#### TASK PROMPT:
Give the lines from the one containing "reload-button[interactable]: ↻ <box>70" through the one containing "browser-toolbar: ← →" as a JSON list of strings, one string per line, skipping blank lines.

#### RECORDS FOR THE EXERCISE:
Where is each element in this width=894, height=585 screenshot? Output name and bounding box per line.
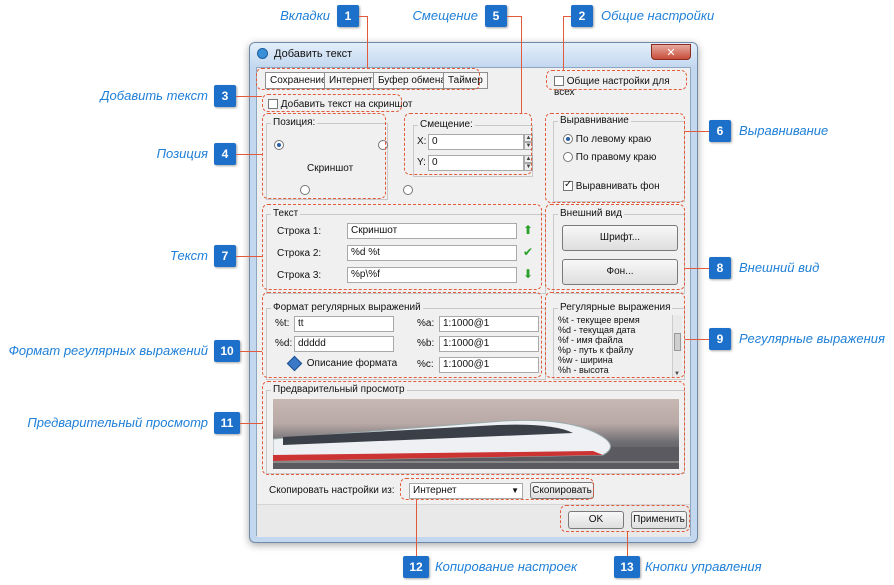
callout-badge-3: 3 bbox=[214, 85, 236, 107]
callout-badge-7: 7 bbox=[214, 245, 236, 267]
highlight-add-text bbox=[262, 94, 402, 112]
close-button[interactable]: ✕ bbox=[651, 44, 691, 60]
highlight-general bbox=[546, 70, 687, 90]
callout-badge-12: 12 bbox=[403, 556, 429, 578]
highlight-appearance bbox=[545, 204, 685, 290]
callout-label-offset: Смещение bbox=[412, 8, 478, 23]
connector-2h bbox=[563, 16, 571, 17]
highlight-preview bbox=[262, 381, 685, 475]
connector-7 bbox=[236, 256, 262, 257]
highlight-regex bbox=[545, 292, 685, 378]
connector-1h bbox=[359, 16, 368, 17]
connector-8 bbox=[685, 268, 709, 269]
highlight-align bbox=[545, 113, 685, 203]
callout-badge-6: 6 bbox=[709, 120, 731, 142]
app-icon bbox=[257, 48, 268, 59]
callout-badge-1: 1 bbox=[337, 5, 359, 27]
connector-11 bbox=[240, 423, 262, 424]
highlight-copy bbox=[400, 478, 594, 500]
callout-badge-8: 8 bbox=[709, 257, 731, 279]
callout-label-general: Общие настройки bbox=[601, 8, 715, 23]
connector-4 bbox=[236, 154, 262, 155]
connector-1 bbox=[367, 16, 368, 68]
title-bar: Добавить текст ✕ bbox=[250, 43, 697, 65]
highlight-position bbox=[262, 113, 386, 199]
position-bottom-right-radio[interactable] bbox=[403, 185, 414, 196]
connector-5 bbox=[521, 16, 522, 113]
callout-label-position: Позиция bbox=[156, 146, 208, 161]
connector-9 bbox=[685, 339, 709, 340]
callout-label-preview: Предварительный просмотр bbox=[27, 415, 208, 430]
connector-13 bbox=[627, 532, 628, 556]
callout-label-align: Выравнивание bbox=[739, 123, 829, 138]
connector-3 bbox=[236, 96, 262, 97]
connector-5h bbox=[507, 16, 522, 17]
callout-label-tabs: Вкладки bbox=[280, 8, 330, 23]
connector-2 bbox=[563, 16, 564, 70]
callout-label-text: Текст bbox=[169, 248, 208, 263]
callout-badge-2: 2 bbox=[571, 5, 593, 27]
callout-badge-11: 11 bbox=[214, 412, 240, 434]
highlight-text bbox=[262, 204, 542, 290]
window-title: Добавить текст bbox=[274, 48, 353, 60]
connector-10 bbox=[240, 351, 262, 352]
callout-label-appearance: Внешний вид bbox=[739, 260, 820, 275]
callout-badge-10: 10 bbox=[214, 340, 240, 362]
highlight-regex-format bbox=[262, 292, 542, 378]
highlight-offset bbox=[404, 113, 532, 175]
callout-label-regex: Регулярные выражения bbox=[739, 331, 885, 346]
connector-6 bbox=[685, 131, 709, 132]
callout-badge-4: 4 bbox=[214, 143, 236, 165]
highlight-buttons bbox=[560, 505, 690, 532]
callout-badge-13: 13 bbox=[614, 556, 640, 578]
highlight-tabs bbox=[256, 68, 480, 90]
callout-label-regex-format: Формат регулярных выражений bbox=[8, 343, 208, 358]
callout-label-copy: Копирование настроек bbox=[435, 559, 578, 574]
callout-badge-5: 5 bbox=[485, 5, 507, 27]
copy-settings-label: Скопировать настройки из: bbox=[269, 485, 395, 496]
callout-label-add-text: Добавить текст bbox=[100, 88, 208, 103]
connector-12 bbox=[416, 500, 417, 556]
callout-label-buttons: Кнопки управления bbox=[645, 559, 762, 574]
callout-badge-9: 9 bbox=[709, 328, 731, 350]
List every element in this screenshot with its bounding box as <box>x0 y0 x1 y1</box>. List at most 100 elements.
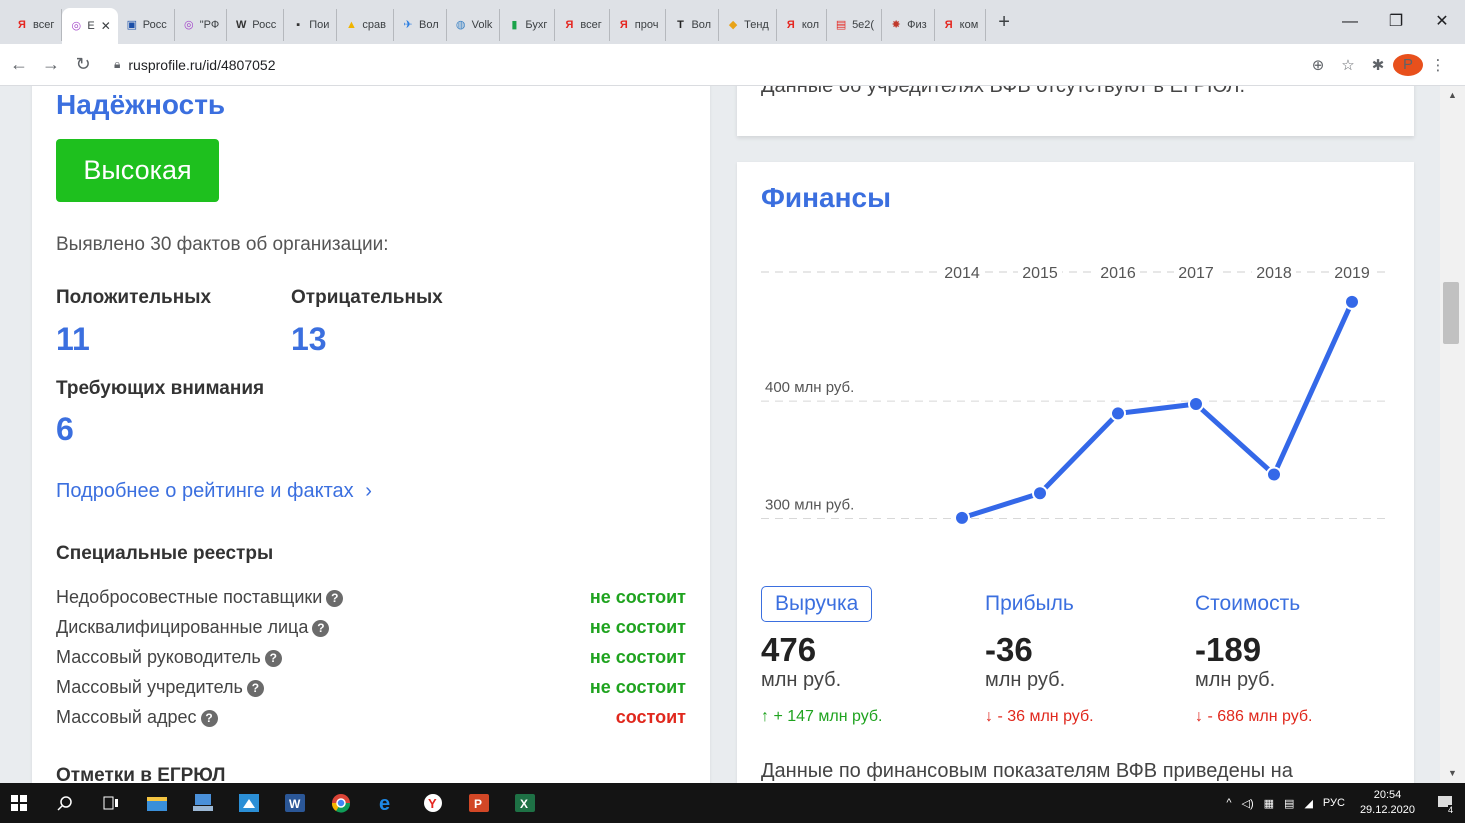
reload-button[interactable]: ↻ <box>70 54 96 75</box>
word-icon[interactable]: W <box>276 783 314 823</box>
browser-tab[interactable]: ▮ Бухг <box>500 9 556 41</box>
file-explorer-icon[interactable] <box>138 783 176 823</box>
minimize-button[interactable]: — <box>1327 0 1373 44</box>
volume-icon[interactable]: ◁) <box>1242 797 1254 810</box>
extensions-icon[interactable]: ✱ <box>1363 56 1393 74</box>
chrome-icon[interactable] <box>322 783 360 823</box>
browser-tab[interactable]: Явсег <box>8 9 63 41</box>
browser-tab[interactable]: ◍ Volk <box>447 9 501 41</box>
browser-toolbar: ← → ↻ 🔒︎ rusprofile.ru/id/4807052 ⊕ ☆ ✱ … <box>0 44 1465 86</box>
browser-tab[interactable]: ▣ Росс <box>118 9 175 41</box>
scroll-up-icon[interactable]: ▲ <box>1440 90 1465 100</box>
browser-tab[interactable]: T Вол <box>666 9 720 41</box>
wifi-icon[interactable]: ◢ <box>1304 797 1312 810</box>
tab-label: Е <box>87 20 95 32</box>
registry-row: Массовый адрес? состоит <box>56 707 686 728</box>
svg-text:P: P <box>474 797 482 811</box>
network-app-icon[interactable] <box>184 783 222 823</box>
browser-tab[interactable]: ▤ 5e2( <box>827 9 883 41</box>
registry-row: Недобросовестные поставщики? не состоит <box>56 587 686 608</box>
forward-button[interactable]: → <box>38 54 64 75</box>
help-icon[interactable]: ? <box>264 650 282 667</box>
clock[interactable]: 20:54 29.12.2020 <box>1360 788 1415 818</box>
browser-tab[interactable]: Япроч <box>610 9 667 41</box>
profile-avatar[interactable]: P <box>1393 53 1423 76</box>
data-point <box>1266 466 1282 483</box>
browser-tab[interactable]: ◎ Е ✕ <box>62 8 118 44</box>
registry-name: Массовый руководитель <box>56 647 261 667</box>
back-button[interactable]: ← <box>6 54 32 75</box>
data-point <box>1344 293 1360 310</box>
tab-label: кол <box>801 19 820 31</box>
svg-text:e: e <box>379 793 390 813</box>
y-tick-label: 300 млн руб. <box>765 497 854 514</box>
finance-tab[interactable]: Стоимость <box>1195 592 1300 616</box>
url-text: rusprofile.ru/id/4807052 <box>128 56 276 73</box>
task-view-icon[interactable] <box>92 783 130 823</box>
rating-details-link[interactable]: Подробнее о рейтинге и фактах › <box>56 480 372 503</box>
yandex-browser-icon[interactable]: Y <box>414 783 452 823</box>
x-tick-label: 2018 <box>1256 265 1292 282</box>
new-tab-button[interactable]: + <box>998 11 1010 34</box>
negative-label: Отрицательных <box>291 287 443 308</box>
help-icon[interactable]: ? <box>312 620 330 637</box>
close-window-button[interactable]: ✕ <box>1419 0 1465 44</box>
browser-tab[interactable]: ▪ Пои <box>284 9 338 41</box>
finance-tab[interactable]: Прибыль <box>985 592 1074 616</box>
browser-tab[interactable]: W Росс <box>227 9 285 41</box>
browser-tab[interactable]: ✈ Вол <box>394 9 447 41</box>
browser-tab[interactable]: ◎ "РФ <box>175 9 228 41</box>
address-bar[interactable]: 🔒︎ rusprofile.ru/id/4807052 <box>104 50 1295 80</box>
browser-tab[interactable]: ✸ Физ <box>882 9 935 41</box>
scroll-thumb[interactable] <box>1443 282 1459 344</box>
input-method-icon[interactable]: ▤ <box>1284 797 1294 810</box>
registry-status: не состоит <box>589 677 686 697</box>
facts-summary: Выявлено 30 фактов об организации: <box>56 234 389 255</box>
powerpoint-icon[interactable]: P <box>460 783 498 823</box>
revenue-series-line <box>959 299 1355 521</box>
excel-icon[interactable]: X <box>506 783 544 823</box>
presentation-app-icon[interactable] <box>230 783 268 823</box>
close-tab-icon[interactable]: ✕ <box>101 19 111 33</box>
registry-name: Недобросовестные поставщики <box>56 587 323 607</box>
t-icon: T <box>677 19 684 31</box>
registry-status: не состоит <box>589 617 686 637</box>
egrul-title: Отметки в ЕГРЮЛ <box>56 765 226 783</box>
registry-name: Массовый учредитель <box>56 677 243 697</box>
system-tray: ^ ◁) ▦ ▤ ◢ РУС 20:54 29.12.2020 4 <box>1221 783 1465 823</box>
help-icon[interactable]: ? <box>246 680 264 697</box>
browser-tab[interactable]: ▲ срав <box>337 9 394 41</box>
metric-unit: млн руб. <box>1195 669 1276 691</box>
edge-icon[interactable]: e <box>368 783 406 823</box>
zoom-icon[interactable]: ⊕ <box>1303 56 1333 74</box>
browser-tab[interactable]: Яком <box>935 9 987 41</box>
registries-title: Специальные реестры <box>56 543 274 564</box>
search-icon[interactable] <box>46 783 84 823</box>
rating-details-label: Подробнее о рейтинге и фактах <box>56 480 354 502</box>
menu-icon[interactable]: ⋮ <box>1423 56 1453 74</box>
registry-name-cell: Массовый руководитель? <box>56 647 282 668</box>
help-icon[interactable]: ? <box>326 590 344 607</box>
finance-tab[interactable]: Выручка <box>761 586 873 622</box>
browser-tab[interactable]: Якол <box>777 9 828 41</box>
help-icon[interactable]: ? <box>200 710 218 727</box>
metric-delta: ↑ + 147 млн руб. <box>761 708 883 725</box>
bookmark-star-icon[interactable]: ☆ <box>1333 56 1363 74</box>
page-scrollbar[interactable] <box>1440 86 1465 783</box>
registry-name-cell: Дисквалифицированные лица? <box>56 617 330 638</box>
notifications-icon[interactable]: 4 <box>1430 794 1460 815</box>
x-tick-label: 2014 <box>944 265 980 282</box>
tray-chevron-icon[interactable]: ^ <box>1226 797 1231 809</box>
clock-date: 29.12.2020 <box>1359 804 1415 816</box>
start-icon[interactable] <box>0 783 38 823</box>
browser-tab[interactable]: ◆ Тенд <box>719 9 777 41</box>
language-indicator[interactable]: РУС <box>1323 797 1345 809</box>
scroll-down-icon[interactable]: ▼ <box>1440 768 1465 778</box>
browser-tab[interactable]: Явсег <box>555 9 610 41</box>
network-status-icon[interactable]: ▦ <box>1264 797 1274 810</box>
plane-icon: ✈ <box>403 19 413 31</box>
restore-button[interactable]: ❐ <box>1373 0 1419 44</box>
rbc-icon: ▪ <box>296 19 301 31</box>
finance-footer-text: Данные по финансовым показателям ВФВ при… <box>761 760 1293 782</box>
registry-name: Дисквалифицированные лица <box>56 617 309 637</box>
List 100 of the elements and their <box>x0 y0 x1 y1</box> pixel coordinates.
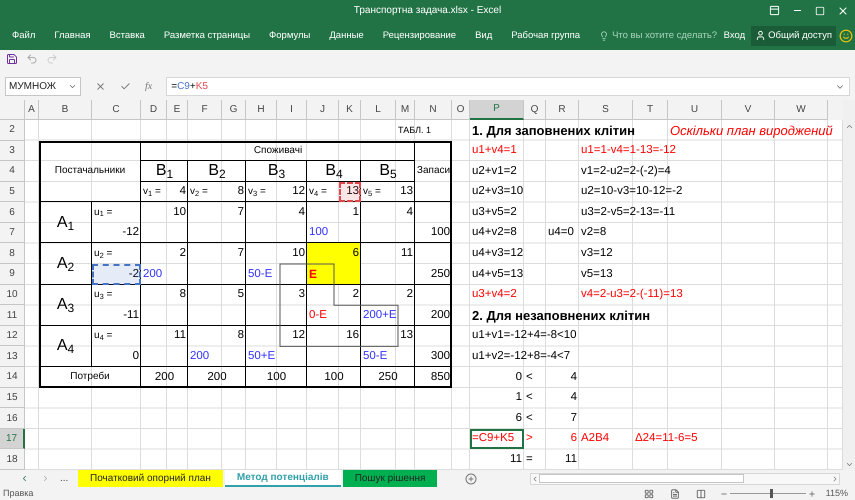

#### RESPONSE:
[
  "reload-button[interactable]: ↻ <box>70 54 96 75</box>",
  "word-icon[interactable]: W <box>276 783 314 823</box>",
  "browser-tab[interactable]: ▮ Бухг <box>500 9 556 41</box>",
  "file-explorer-icon[interactable] <box>138 783 176 823</box>",
  "minimize-button[interactable]: — <box>1327 0 1373 44</box>",
  "volume-icon[interactable]: ◁) <box>1242 797 1254 810</box>",
  "extensions-icon[interactable]: ✱ <box>1363 56 1393 74</box>",
  "chrome-icon[interactable] <box>322 783 360 823</box>",
  "browser-tab[interactable]: Явсег <box>8 9 63 41</box>",
  "browser-tab[interactable]: ◍ Volk <box>447 9 501 41</box>",
  "browser-toolbar: ← → ↻ 🔒︎ rusprofile.ru/id/4807052 ⊕ ☆ ✱ … <box>0 44 1465 86</box>"
]